Goal of the exercise:
Pull out every line containing the string "profit".

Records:
========================================================================
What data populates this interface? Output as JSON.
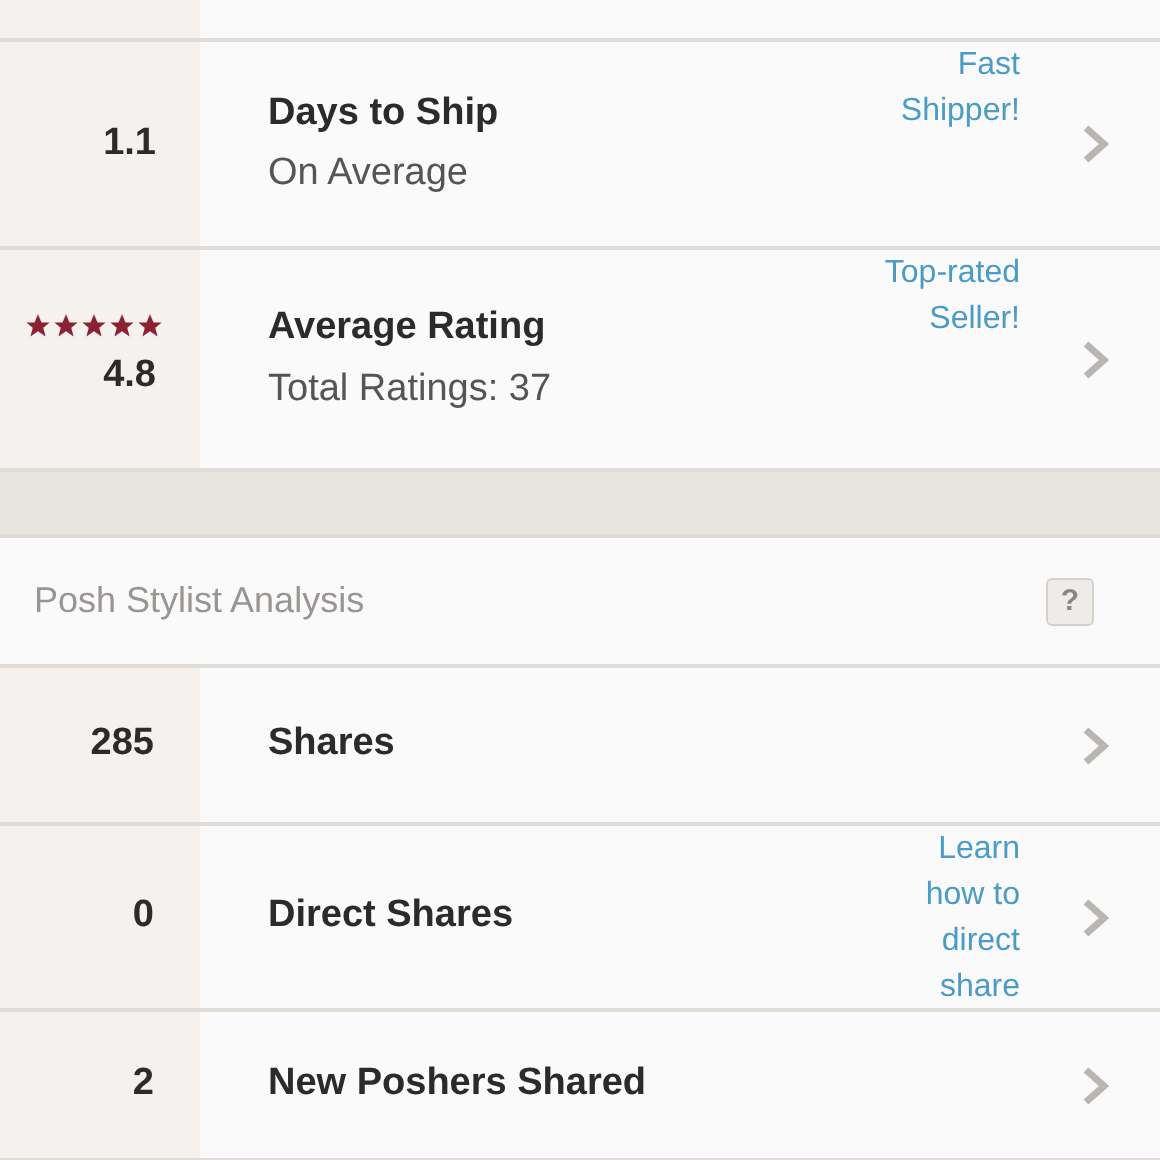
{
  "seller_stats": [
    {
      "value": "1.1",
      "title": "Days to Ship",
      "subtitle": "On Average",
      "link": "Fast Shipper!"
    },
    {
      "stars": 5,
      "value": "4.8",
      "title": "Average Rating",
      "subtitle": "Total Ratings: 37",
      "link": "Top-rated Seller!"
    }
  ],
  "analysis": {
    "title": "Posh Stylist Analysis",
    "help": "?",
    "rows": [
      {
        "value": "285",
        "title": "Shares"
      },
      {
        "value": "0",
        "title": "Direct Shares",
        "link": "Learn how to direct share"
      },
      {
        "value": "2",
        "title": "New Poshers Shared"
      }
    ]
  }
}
========================================================================
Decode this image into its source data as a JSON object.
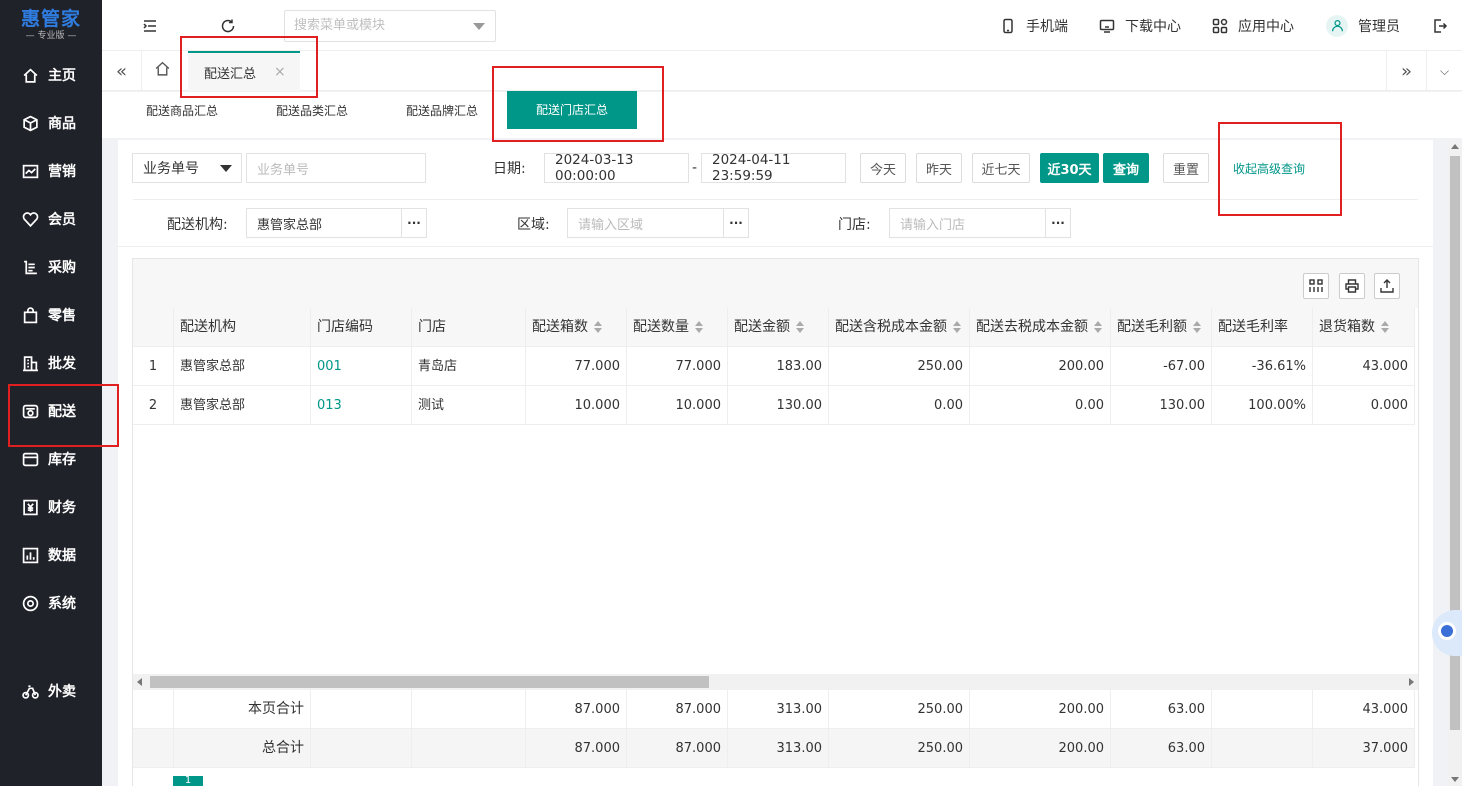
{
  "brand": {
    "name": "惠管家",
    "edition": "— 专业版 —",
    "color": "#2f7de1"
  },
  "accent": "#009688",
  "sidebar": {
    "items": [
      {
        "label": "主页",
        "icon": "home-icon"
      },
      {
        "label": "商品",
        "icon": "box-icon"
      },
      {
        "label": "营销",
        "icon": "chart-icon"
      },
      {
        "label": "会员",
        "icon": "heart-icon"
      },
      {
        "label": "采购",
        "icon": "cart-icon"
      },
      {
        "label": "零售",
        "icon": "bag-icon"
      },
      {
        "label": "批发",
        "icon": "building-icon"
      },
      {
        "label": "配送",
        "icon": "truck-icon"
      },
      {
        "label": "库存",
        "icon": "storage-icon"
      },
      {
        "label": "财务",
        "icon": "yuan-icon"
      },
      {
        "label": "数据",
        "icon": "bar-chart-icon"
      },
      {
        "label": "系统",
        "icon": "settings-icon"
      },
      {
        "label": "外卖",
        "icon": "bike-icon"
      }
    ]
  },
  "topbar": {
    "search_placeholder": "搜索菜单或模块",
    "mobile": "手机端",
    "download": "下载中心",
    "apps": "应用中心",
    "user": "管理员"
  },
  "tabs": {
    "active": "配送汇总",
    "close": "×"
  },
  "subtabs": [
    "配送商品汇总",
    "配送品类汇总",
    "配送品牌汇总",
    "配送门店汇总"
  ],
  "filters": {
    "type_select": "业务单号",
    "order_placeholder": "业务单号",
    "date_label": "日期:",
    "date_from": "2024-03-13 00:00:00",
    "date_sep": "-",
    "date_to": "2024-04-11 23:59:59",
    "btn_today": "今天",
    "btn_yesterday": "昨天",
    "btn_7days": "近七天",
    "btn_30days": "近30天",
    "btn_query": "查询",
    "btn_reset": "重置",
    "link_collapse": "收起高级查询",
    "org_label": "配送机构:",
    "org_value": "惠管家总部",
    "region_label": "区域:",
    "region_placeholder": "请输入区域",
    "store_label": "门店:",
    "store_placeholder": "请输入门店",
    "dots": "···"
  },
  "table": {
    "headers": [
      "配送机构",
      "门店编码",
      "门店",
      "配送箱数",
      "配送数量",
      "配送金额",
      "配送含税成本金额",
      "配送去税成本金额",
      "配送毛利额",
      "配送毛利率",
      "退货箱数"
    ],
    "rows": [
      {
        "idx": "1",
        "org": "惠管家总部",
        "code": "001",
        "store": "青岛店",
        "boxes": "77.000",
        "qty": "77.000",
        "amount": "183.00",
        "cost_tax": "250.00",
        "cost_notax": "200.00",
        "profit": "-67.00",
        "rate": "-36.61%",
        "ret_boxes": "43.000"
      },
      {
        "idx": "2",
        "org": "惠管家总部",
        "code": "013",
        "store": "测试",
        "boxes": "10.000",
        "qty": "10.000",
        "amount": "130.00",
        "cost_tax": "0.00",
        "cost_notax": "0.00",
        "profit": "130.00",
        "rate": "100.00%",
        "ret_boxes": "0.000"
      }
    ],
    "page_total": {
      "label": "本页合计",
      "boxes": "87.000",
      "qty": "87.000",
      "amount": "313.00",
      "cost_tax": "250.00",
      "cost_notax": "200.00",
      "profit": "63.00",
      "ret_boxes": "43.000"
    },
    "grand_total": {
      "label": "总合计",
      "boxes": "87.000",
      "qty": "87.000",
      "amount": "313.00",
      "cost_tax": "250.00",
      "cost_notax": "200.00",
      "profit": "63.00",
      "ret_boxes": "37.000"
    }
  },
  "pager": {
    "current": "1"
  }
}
========================================================================
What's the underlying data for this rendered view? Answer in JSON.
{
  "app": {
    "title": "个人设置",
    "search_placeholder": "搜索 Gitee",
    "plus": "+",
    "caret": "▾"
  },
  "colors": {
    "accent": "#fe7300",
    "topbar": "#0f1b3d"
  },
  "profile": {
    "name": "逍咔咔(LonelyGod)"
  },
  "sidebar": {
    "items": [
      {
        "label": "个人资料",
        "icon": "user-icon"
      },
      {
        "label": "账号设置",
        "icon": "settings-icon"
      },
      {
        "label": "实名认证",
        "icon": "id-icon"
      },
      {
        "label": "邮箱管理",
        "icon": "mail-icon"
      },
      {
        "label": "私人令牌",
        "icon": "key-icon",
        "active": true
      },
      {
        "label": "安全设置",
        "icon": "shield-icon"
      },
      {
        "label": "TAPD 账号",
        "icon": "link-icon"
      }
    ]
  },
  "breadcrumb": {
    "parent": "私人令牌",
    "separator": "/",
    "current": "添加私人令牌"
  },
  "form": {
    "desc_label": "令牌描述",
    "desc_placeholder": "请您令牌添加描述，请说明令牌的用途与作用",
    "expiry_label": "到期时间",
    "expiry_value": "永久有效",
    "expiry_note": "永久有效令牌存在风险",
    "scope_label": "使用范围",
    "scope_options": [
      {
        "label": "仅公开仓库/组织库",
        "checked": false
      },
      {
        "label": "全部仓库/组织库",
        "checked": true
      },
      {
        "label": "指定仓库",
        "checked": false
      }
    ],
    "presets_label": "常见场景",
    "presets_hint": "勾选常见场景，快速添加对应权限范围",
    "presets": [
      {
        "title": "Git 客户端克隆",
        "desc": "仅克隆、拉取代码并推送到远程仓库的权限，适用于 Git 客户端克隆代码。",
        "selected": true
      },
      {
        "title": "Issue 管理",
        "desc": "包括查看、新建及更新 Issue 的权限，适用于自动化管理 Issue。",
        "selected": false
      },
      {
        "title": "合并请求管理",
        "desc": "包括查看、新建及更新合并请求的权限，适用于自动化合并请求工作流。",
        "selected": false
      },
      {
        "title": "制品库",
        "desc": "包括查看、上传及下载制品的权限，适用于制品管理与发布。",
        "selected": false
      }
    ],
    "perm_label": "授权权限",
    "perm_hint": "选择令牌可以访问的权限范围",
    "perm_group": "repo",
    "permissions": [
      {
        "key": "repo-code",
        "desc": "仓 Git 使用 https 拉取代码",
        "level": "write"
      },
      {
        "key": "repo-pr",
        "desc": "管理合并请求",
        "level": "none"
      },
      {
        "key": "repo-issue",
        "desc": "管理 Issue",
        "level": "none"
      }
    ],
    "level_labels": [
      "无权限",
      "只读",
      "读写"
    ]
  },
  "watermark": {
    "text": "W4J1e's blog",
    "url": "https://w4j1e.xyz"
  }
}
========================================================================
Output:
        "profit": "-67.00",
        "profit": "130.00",
      "profit": "63.00",
      "profit": "63.00",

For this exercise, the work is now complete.